Reproduce the records word for word, starting at the first line and ending with the line that contains "x-tick-label: 1800 [274, 310, 312, 328]". Include both of those lines.

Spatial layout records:
* BEGIN *

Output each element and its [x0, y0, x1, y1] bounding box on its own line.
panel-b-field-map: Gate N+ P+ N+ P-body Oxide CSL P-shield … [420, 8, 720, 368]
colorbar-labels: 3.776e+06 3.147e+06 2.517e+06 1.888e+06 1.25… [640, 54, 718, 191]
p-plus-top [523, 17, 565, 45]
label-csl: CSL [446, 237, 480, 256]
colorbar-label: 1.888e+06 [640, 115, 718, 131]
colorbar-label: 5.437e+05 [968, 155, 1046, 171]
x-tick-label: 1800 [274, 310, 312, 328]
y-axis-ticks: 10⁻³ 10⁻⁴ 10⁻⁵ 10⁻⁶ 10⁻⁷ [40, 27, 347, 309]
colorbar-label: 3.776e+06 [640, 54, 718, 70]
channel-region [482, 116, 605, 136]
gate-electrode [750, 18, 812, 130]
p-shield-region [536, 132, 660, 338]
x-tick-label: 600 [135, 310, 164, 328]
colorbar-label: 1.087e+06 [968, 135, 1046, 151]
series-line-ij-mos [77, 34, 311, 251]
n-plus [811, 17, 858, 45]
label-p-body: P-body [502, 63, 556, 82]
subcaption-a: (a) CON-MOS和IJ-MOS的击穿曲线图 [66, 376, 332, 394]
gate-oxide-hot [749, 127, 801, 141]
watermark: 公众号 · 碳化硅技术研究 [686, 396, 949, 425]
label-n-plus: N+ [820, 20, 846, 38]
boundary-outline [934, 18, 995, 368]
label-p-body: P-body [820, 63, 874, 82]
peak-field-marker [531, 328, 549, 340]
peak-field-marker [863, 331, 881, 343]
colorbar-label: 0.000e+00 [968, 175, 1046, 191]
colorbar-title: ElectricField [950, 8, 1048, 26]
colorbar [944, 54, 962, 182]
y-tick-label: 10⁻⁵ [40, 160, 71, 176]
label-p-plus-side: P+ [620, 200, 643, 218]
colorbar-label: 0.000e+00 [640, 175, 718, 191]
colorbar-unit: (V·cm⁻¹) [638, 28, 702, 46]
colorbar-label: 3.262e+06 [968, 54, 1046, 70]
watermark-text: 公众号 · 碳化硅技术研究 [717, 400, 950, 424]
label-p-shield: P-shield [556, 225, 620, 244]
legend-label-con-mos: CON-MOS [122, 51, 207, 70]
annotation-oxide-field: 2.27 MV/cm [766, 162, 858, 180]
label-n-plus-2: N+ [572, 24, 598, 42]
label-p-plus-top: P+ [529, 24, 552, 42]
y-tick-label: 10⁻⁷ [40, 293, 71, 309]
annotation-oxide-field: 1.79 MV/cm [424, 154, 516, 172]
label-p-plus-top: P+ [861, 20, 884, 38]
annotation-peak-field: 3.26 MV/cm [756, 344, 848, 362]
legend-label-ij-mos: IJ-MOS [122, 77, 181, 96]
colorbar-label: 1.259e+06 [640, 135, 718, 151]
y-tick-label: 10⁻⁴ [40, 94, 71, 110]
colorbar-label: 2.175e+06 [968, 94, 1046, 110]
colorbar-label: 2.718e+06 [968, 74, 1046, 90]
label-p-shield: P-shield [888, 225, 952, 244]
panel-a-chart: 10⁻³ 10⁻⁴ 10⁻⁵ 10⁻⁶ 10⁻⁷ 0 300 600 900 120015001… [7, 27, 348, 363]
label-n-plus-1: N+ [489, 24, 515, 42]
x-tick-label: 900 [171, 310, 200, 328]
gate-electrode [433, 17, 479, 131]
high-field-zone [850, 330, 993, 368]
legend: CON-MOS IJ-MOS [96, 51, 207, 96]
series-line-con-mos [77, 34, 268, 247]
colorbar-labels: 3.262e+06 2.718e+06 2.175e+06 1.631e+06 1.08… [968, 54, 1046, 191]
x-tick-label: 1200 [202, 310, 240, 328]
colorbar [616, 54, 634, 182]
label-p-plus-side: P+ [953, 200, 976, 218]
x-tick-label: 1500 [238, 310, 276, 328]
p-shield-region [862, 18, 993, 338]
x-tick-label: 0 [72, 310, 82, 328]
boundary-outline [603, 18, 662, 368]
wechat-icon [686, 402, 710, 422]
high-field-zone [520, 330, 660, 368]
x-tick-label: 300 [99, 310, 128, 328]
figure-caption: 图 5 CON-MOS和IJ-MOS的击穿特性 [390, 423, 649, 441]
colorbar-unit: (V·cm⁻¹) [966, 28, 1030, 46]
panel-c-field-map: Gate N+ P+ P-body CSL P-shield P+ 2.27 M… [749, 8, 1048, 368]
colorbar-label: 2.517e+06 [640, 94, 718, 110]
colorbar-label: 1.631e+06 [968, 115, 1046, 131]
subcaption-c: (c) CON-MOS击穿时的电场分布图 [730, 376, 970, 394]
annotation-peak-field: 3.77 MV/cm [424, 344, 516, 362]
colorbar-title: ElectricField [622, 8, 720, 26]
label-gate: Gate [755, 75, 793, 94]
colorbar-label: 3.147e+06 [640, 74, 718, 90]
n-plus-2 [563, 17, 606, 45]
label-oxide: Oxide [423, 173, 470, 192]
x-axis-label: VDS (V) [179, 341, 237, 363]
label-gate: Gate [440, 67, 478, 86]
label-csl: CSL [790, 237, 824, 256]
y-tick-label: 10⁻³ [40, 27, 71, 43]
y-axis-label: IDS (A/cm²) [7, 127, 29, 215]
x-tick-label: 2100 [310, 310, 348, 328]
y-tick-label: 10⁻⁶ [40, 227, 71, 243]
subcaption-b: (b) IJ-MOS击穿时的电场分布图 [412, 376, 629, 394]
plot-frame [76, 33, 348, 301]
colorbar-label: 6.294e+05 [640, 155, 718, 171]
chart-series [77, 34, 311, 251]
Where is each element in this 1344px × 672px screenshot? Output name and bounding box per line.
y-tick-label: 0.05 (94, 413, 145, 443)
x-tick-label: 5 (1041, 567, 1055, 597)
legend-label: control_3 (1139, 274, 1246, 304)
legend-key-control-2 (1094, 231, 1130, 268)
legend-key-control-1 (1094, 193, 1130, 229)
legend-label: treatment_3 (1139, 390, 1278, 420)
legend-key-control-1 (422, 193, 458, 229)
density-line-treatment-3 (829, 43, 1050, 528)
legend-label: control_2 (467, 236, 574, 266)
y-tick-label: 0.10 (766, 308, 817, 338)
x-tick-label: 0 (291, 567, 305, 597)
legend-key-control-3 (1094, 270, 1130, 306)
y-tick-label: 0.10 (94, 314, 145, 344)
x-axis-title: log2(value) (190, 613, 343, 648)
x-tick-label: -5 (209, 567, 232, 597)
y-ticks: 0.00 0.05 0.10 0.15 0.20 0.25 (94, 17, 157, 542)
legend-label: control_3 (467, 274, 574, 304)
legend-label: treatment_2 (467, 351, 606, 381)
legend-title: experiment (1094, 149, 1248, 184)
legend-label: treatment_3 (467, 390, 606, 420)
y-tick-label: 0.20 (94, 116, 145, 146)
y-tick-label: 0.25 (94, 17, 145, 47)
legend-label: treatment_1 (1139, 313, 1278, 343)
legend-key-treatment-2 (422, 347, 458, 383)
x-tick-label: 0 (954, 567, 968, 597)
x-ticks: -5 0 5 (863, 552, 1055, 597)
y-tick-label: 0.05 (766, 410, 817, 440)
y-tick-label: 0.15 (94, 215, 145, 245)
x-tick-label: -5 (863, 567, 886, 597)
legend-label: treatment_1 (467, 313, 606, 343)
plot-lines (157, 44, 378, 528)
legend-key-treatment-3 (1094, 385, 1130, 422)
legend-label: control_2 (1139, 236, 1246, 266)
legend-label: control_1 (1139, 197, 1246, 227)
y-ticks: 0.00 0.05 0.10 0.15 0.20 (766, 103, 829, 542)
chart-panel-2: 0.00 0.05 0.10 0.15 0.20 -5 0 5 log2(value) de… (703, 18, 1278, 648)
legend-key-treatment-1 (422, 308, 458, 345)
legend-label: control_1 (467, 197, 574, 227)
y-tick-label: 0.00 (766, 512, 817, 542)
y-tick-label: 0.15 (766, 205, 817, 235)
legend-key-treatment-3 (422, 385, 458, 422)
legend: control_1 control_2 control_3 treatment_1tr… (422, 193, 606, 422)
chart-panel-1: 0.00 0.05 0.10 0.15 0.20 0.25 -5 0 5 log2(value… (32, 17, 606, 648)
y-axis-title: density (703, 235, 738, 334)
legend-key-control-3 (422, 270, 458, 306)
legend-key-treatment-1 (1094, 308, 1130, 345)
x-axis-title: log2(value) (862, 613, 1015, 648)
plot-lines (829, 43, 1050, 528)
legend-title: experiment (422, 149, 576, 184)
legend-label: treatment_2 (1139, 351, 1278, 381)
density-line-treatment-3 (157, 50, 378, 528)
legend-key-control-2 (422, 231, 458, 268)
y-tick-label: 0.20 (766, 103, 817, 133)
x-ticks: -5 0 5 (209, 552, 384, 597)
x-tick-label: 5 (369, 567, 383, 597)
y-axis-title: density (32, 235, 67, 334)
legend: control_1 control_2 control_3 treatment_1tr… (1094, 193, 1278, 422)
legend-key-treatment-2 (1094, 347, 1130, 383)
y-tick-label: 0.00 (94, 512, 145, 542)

* END *

- [Complete response]
Output each element and its [x0, y0, x1, y1] bounding box on its own line.
panel-b-field-map: Gate N+ P+ N+ P-body Oxide CSL P-shield … [420, 8, 720, 368]
colorbar-labels: 3.776e+06 3.147e+06 2.517e+06 1.888e+06 1.25… [640, 54, 718, 191]
p-plus-top [523, 17, 565, 45]
label-csl: CSL [446, 237, 480, 256]
colorbar-label: 1.888e+06 [640, 115, 718, 131]
colorbar-label: 5.437e+05 [968, 155, 1046, 171]
x-tick-label: 1800 [274, 310, 312, 328]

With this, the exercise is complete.